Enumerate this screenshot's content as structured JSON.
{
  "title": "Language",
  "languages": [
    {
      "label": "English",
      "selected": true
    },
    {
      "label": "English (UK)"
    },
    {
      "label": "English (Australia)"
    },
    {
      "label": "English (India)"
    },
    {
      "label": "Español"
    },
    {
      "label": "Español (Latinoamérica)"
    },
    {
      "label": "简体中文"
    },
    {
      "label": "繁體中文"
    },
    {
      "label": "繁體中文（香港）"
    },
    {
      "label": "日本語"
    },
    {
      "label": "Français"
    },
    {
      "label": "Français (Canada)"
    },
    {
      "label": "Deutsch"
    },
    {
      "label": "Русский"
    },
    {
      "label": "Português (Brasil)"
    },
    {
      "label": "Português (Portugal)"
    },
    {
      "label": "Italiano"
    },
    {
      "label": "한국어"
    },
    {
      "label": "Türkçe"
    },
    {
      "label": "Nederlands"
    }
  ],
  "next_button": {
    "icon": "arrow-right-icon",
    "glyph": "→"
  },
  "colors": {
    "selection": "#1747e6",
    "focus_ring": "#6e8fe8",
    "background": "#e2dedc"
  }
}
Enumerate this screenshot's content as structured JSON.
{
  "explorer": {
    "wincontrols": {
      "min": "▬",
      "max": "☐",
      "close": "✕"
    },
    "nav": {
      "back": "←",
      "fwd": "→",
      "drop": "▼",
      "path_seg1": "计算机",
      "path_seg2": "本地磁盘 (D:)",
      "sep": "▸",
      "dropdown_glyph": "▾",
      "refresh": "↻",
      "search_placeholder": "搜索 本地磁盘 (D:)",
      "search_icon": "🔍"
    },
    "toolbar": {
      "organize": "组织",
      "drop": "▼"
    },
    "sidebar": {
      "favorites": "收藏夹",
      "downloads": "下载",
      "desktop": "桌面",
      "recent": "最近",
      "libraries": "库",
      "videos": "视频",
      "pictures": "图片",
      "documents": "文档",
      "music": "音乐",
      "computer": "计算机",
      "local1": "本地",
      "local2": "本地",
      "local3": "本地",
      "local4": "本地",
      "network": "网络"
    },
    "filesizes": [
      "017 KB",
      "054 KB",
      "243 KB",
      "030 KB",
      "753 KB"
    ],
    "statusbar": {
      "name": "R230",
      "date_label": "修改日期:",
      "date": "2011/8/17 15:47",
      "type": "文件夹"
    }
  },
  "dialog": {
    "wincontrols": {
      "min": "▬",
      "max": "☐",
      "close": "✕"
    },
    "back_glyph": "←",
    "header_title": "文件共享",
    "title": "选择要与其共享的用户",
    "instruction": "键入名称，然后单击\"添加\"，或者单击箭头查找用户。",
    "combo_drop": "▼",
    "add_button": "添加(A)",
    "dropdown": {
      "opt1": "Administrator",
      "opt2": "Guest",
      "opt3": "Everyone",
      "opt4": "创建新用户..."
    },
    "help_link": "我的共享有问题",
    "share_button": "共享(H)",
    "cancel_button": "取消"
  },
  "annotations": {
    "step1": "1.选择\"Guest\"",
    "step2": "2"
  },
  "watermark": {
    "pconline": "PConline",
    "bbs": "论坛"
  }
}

AIM OF THE EXERCISE:
Find every line in the entries that includes the word "Português", then state how many there are and nothing else.

RESULT OF THIS TASK:
2